■ **Source records**
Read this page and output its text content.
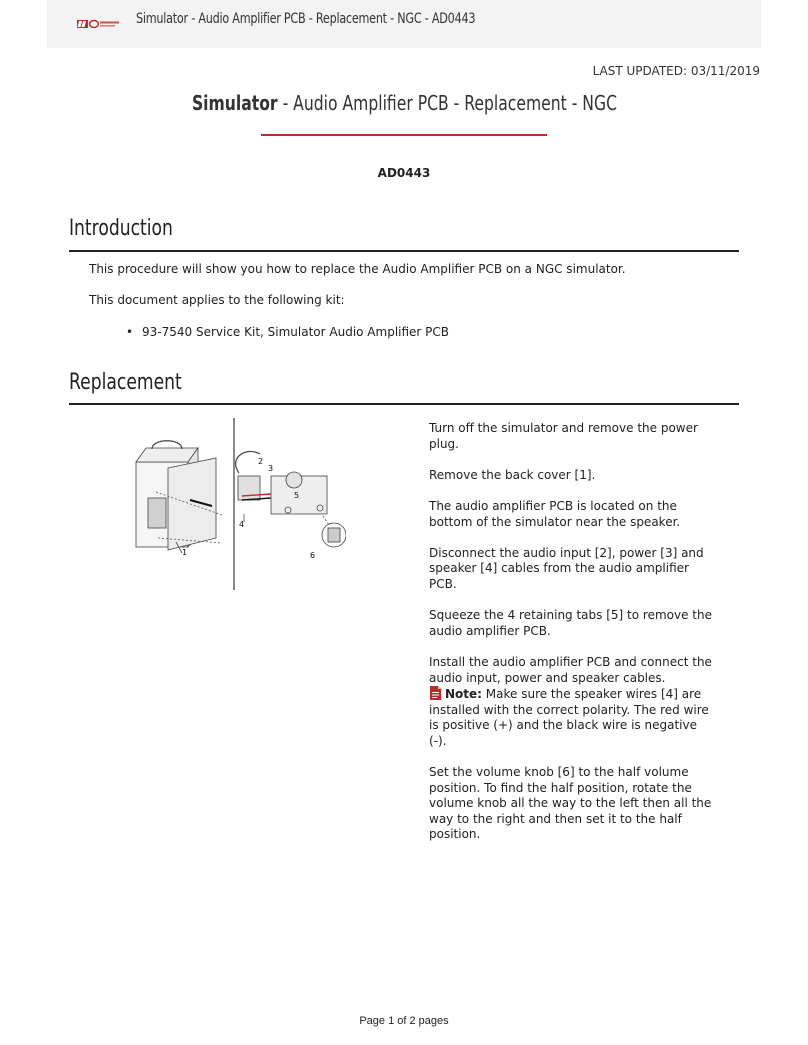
Simulator - Audio Amplifier PCB - Replacement - NGC - AD0443
LAST UPDATED: 03/11/2019
Simulator - Audio Amplifier PCB - Replacement - NGC
AD0443
Introduction
This procedure will show you how to replace the Audio Amplifier PCB on a NGC simulator.
This document applies to the following kit:
• 93-7540 Service Kit, Simulator Audio Amplifier PCB
Replacement
1
2
3
4
5
6

Turn off the simulator and remove the power plug.

Remove the back cover [1].

The audio amplifier PCB is located on the bottom of the simulator near the speaker.

Disconnect the audio input [2], power [3] and speaker [4] cables from the audio amplifier PCB.

Squeeze the 4 retaining tabs [5] to remove the audio amplifier PCB.

Install the audio amplifier PCB and connect the audio input, power and speaker cables.
Note: Make sure the speaker wires [4] are installed with the correct polarity. The red wire is positive (+) and the black wire is negative (-).

Set the volume knob [6] to the half volume position. To find the half position, rotate the volume knob all the way to the left then all the way to the right and then set it to the half position.

Page 1 of 2 pages
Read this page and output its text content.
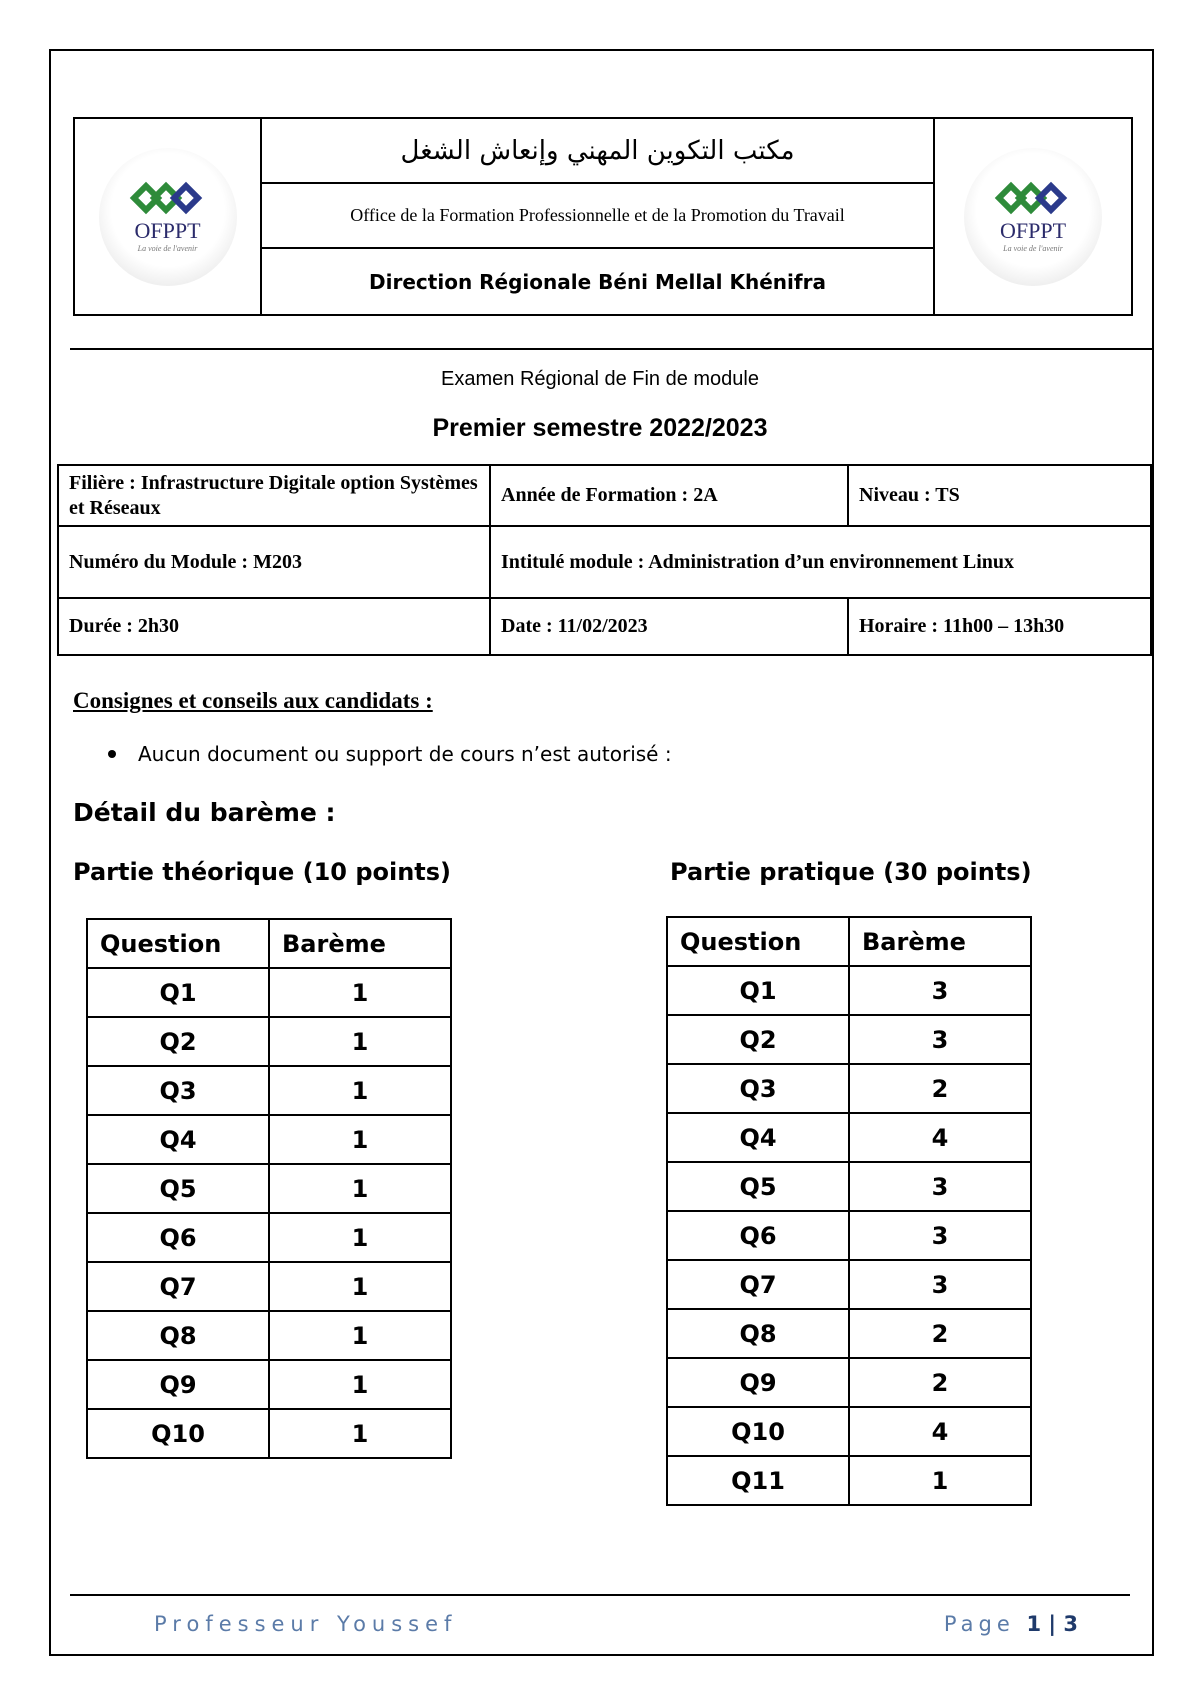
OFPPT
La voie de l'avenir
مكتب التكوين المهني وإنعاش الشغل
Office de la Formation Professionnelle et de la Promotion du Travail
Direction Régionale Béni Mellal Khénifra
OFPPT
La voie de l'avenir
Examen Régional de Fin de module
Premier semestre 2022/2023
Filière : Infrastructure Digitale option Systèmes et Réseaux	Année de Formation : 2A	Niveau : TS
Numéro du Module : M203	Intitulé module : Administration d’un environnement Linux	
Durée : 2h30	Date : 11/02/2023	Horaire : 11h00 – 13h30
Consignes et conseils aux candidats :
Aucun document ou support de cours n’est autorisé :
Détail du barème :
Partie théorique (10 points)	Partie pratique (30 points)
Question	Barème
Q1	1
Q2	1
Q3	1
Q4	1
Q5	1
Q6	1
Q7	1
Q8	1
Q9	1
Q10	1
Question	Barème
Q1	3
Q2	3
Q3	2
Q4	4
Q5	3
Q6	3
Q7	3
Q8	2
Q9	2
Q10	4
Q11	1
Professeur Youssef	Page 1 | 3
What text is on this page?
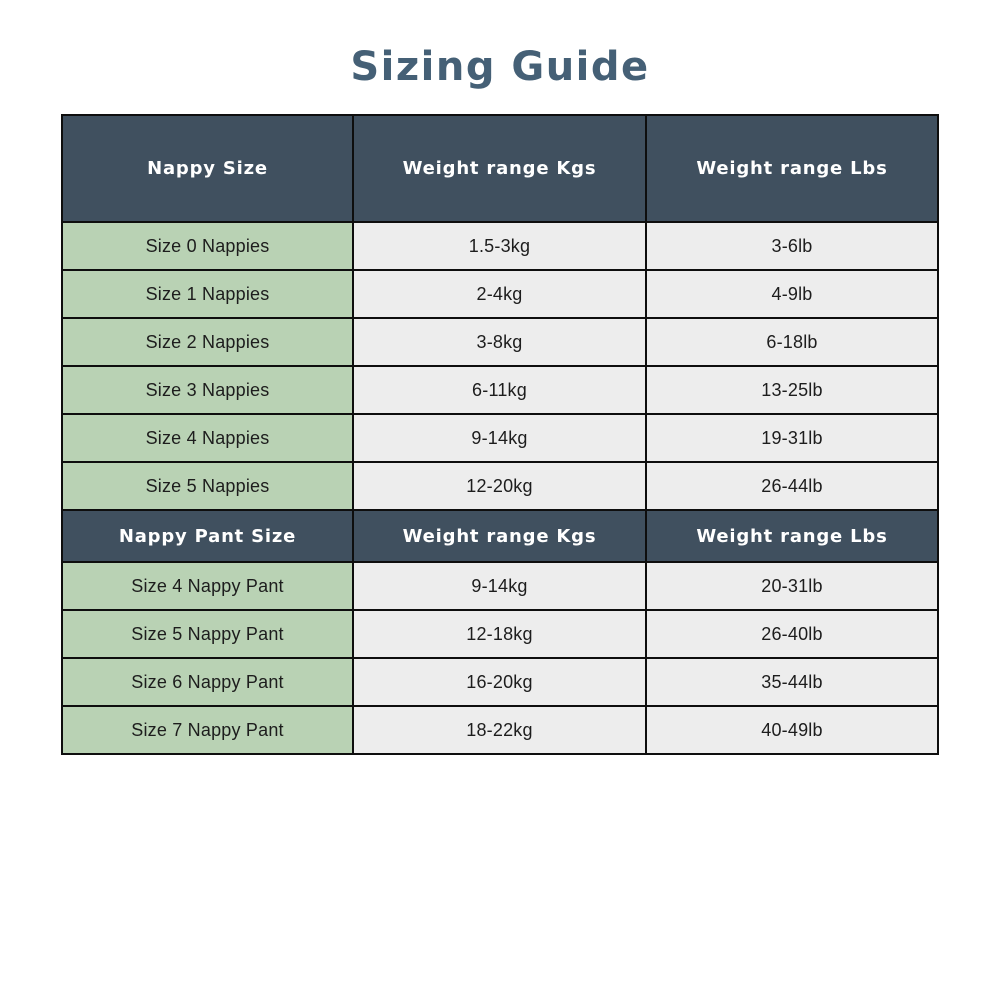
Sizing Guide
Nappy Size	Weight range Kgs	Weight range Lbs
Size 0 Nappies	1.5-3kg	3-6lb
Size 1 Nappies	2-4kg	4-9lb
Size 2 Nappies	3-8kg	6-18lb
Size 3 Nappies	6-11kg	13-25lb
Size 4 Nappies	9-14kg	19-31lb
Size 5 Nappies	12-20kg	26-44lb
Nappy Pant Size	Weight range Kgs	Weight range Lbs
Size 4 Nappy Pant	9-14kg	20-31lb
Size 5 Nappy Pant	12-18kg	26-40lb
Size 6 Nappy Pant	16-20kg	35-44lb
Size 7 Nappy Pant	18-22kg	40-49lb
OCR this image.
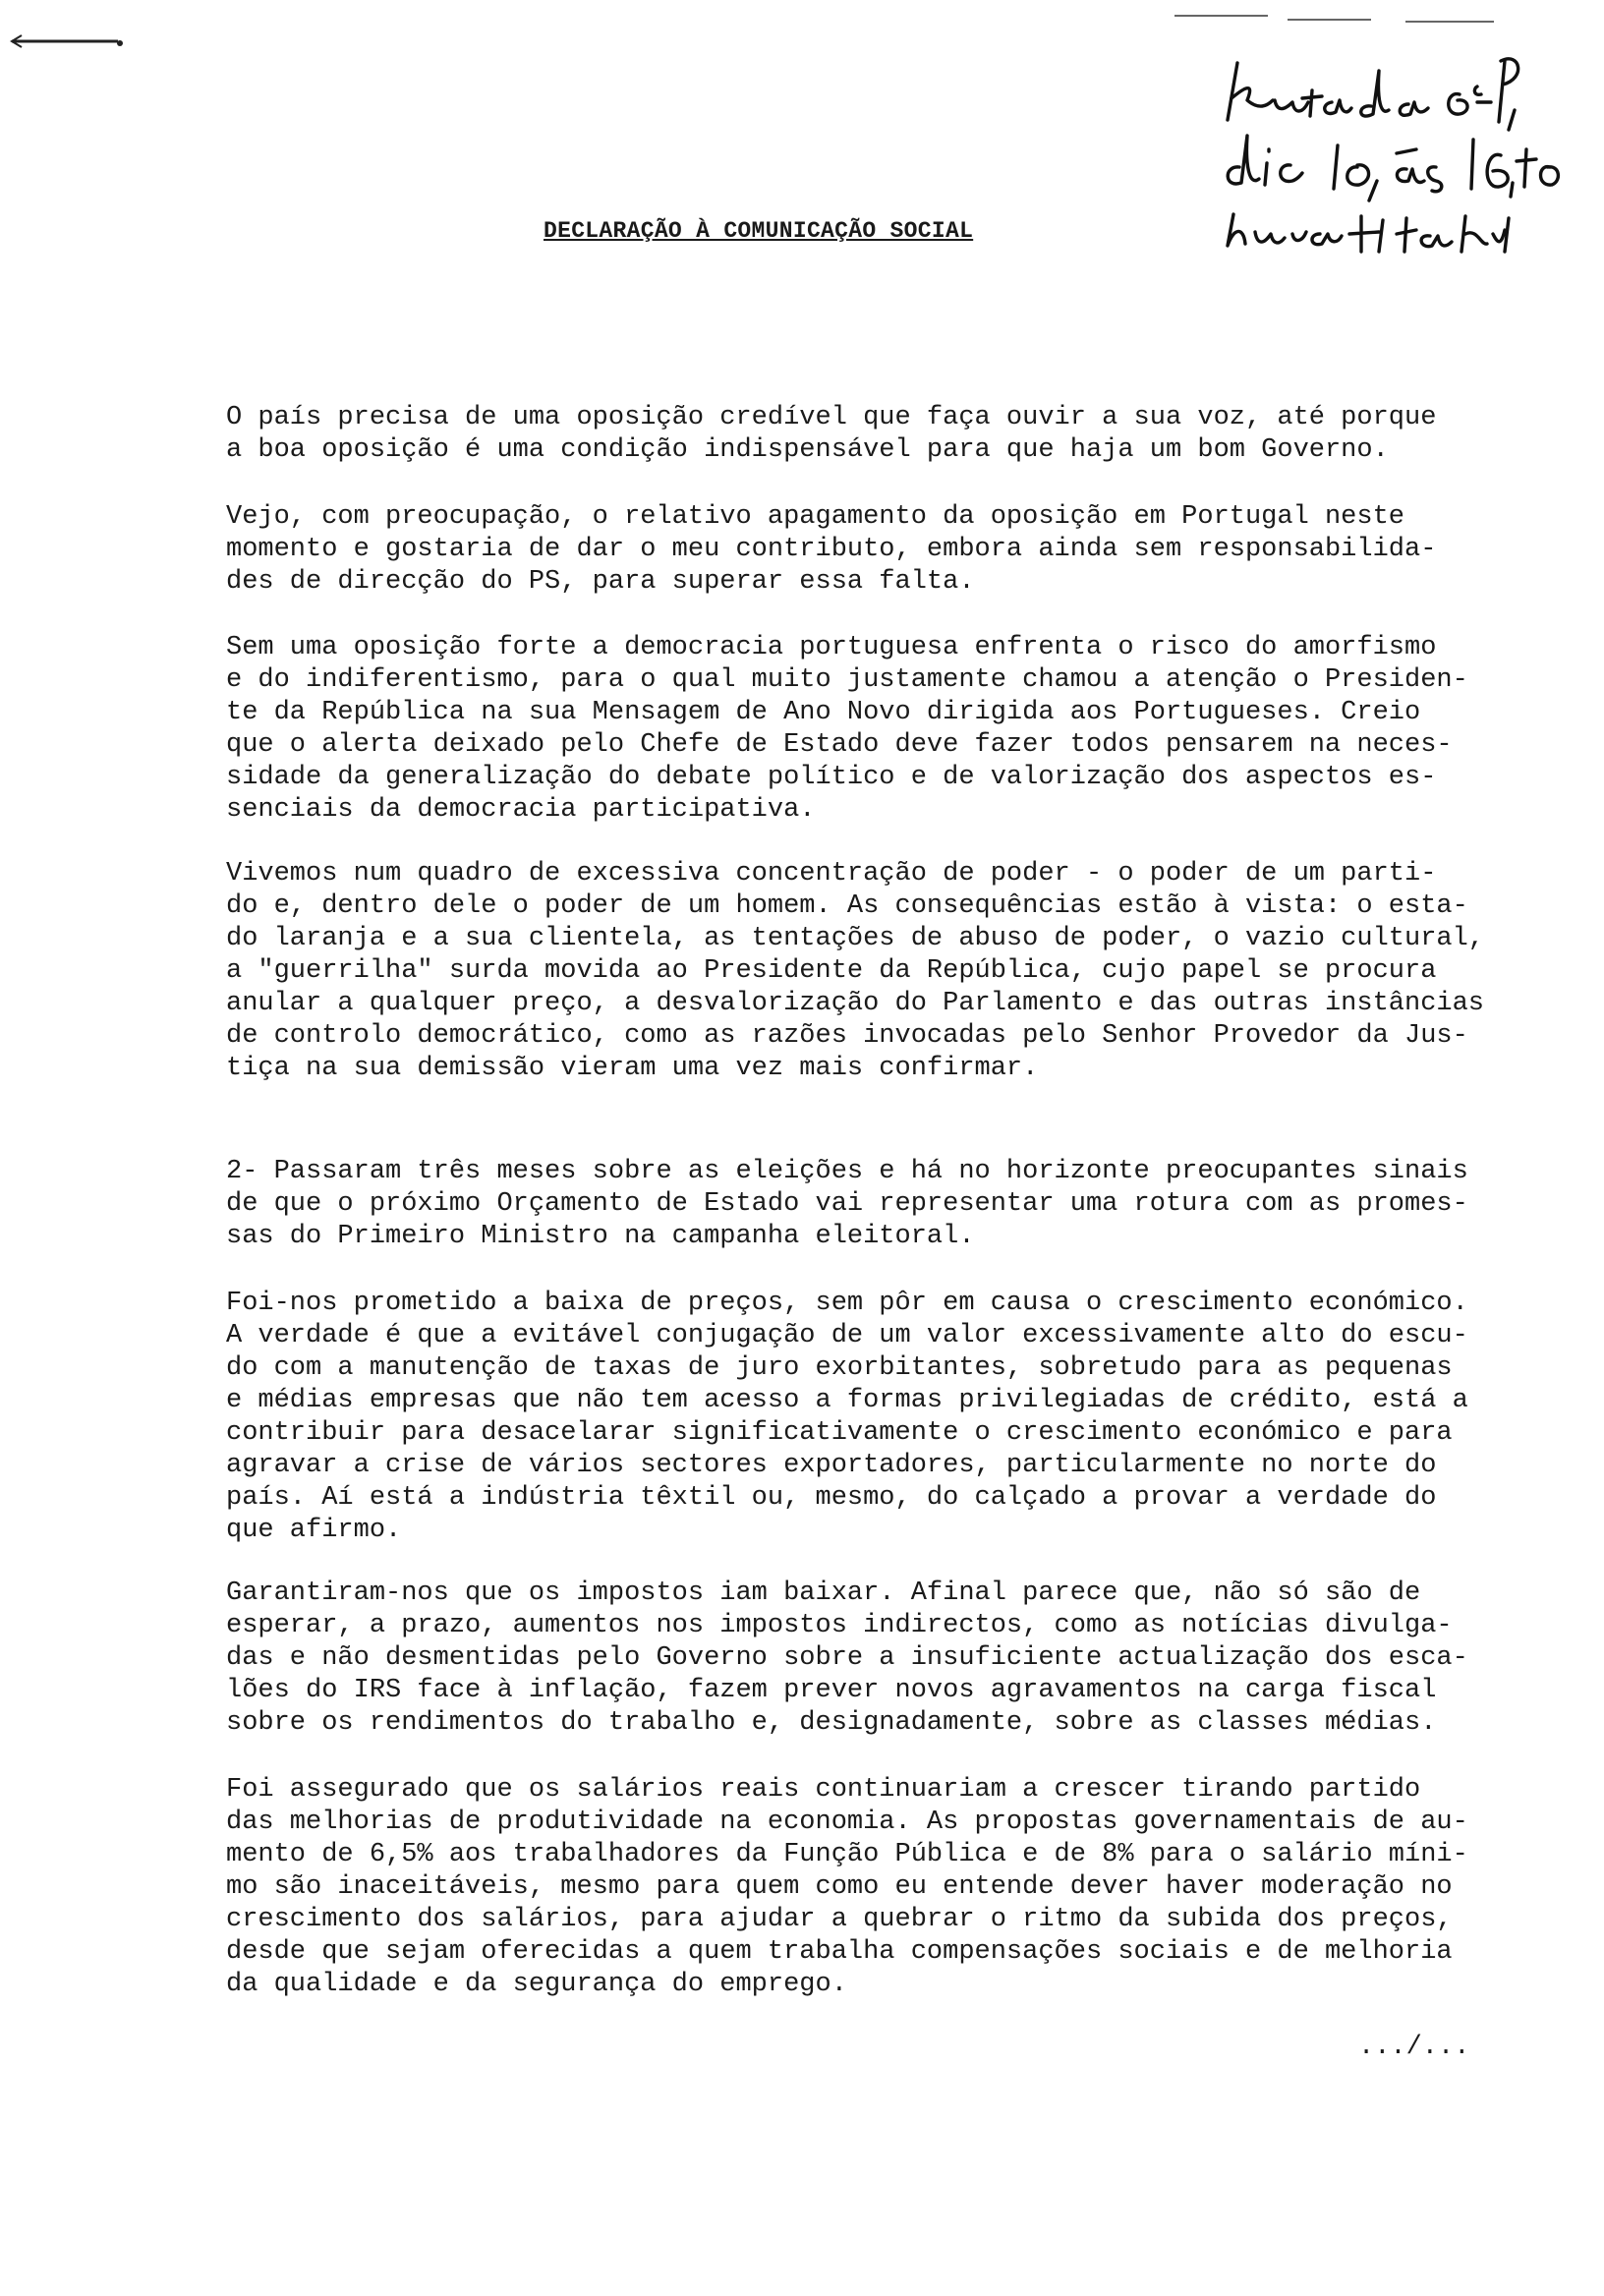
DECLARAÇÃO À COMUNICAÇÃO SOCIAL
O país precisa de uma oposição credível que faça ouvir a sua voz, até porque
a boa oposição é uma condição indispensável para que haja um bom Governo.
Vejo, com preocupação, o relativo apagamento da oposição em Portugal neste
momento e gostaria de dar o meu contributo, embora ainda sem responsabilida-
des de direcção do PS, para superar essa falta.
Sem uma oposição forte a democracia portuguesa enfrenta o risco do amorfismo
e do indiferentismo, para o qual muito justamente chamou a atenção o Presiden-
te da República na sua Mensagem de Ano Novo dirigida aos Portugueses. Creio
que o alerta deixado pelo Chefe de Estado deve fazer todos pensarem na neces-
sidade da generalização do debate político e de valorização dos aspectos es-
senciais da democracia participativa.
Vivemos num quadro de excessiva concentração de poder - o poder de um parti-
do e, dentro dele o poder de um homem. As consequências estão à vista: o esta-
do laranja e a sua clientela, as tentações de abuso de poder, o vazio cultural,
a "guerrilha" surda movida ao Presidente da República, cujo papel se procura
anular a qualquer preço, a desvalorização do Parlamento e das outras instâncias
de controlo democrático, como as razões invocadas pelo Senhor Provedor da Jus-
tiça na sua demissão vieram uma vez mais confirmar.
2- Passaram três meses sobre as eleições e há no horizonte preocupantes sinais
de que o próximo Orçamento de Estado vai representar uma rotura com as promes-
sas do Primeiro Ministro na campanha eleitoral.
Foi-nos prometido a baixa de preços, sem pôr em causa o crescimento económico.
A verdade é que a evitável conjugação de um valor excessivamente alto do escu-
do com a manutenção de taxas de juro exorbitantes, sobretudo para as pequenas
e médias empresas que não tem acesso a formas privilegiadas de crédito, está a
contribuir para desacelarar significativamente o crescimento económico e para
agravar a crise de vários sectores exportadores, particularmente no norte do
país. Aí está a indústria têxtil ou, mesmo, do calçado a provar a verdade do
que afirmo.
Garantiram-nos que os impostos iam baixar. Afinal parece que, não só são de
esperar, a prazo, aumentos nos impostos indirectos, como as notícias divulga-
das e não desmentidas pelo Governo sobre a insuficiente actualização dos esca-
lões do IRS face à inflação, fazem prever novos agravamentos na carga fiscal
sobre os rendimentos do trabalho e, designadamente, sobre as classes médias.
Foi assegurado que os salários reais continuariam a crescer tirando partido
das melhorias de produtividade na economia. As propostas governamentais de au-
mento de 6,5% aos trabalhadores da Função Pública e de 8% para o salário míni-
mo são inaceitáveis, mesmo para quem como eu entende dever haver moderação no
crescimento dos salários, para ajudar a quebrar o ritmo da subida dos preços,
desde que sejam oferecidas a quem trabalha compensações sociais e de melhoria
da qualidade e da segurança do emprego.
.../...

■ **Do this**
Where does the word "médias" appear in the listing? List each line that holds it.

■ **Solution for this problem**
e médias empresas que não tem acesso a formas privilegiadas de crédito, está a
sobre os rendimentos do trabalho e, designadamente, sobre as classes médias.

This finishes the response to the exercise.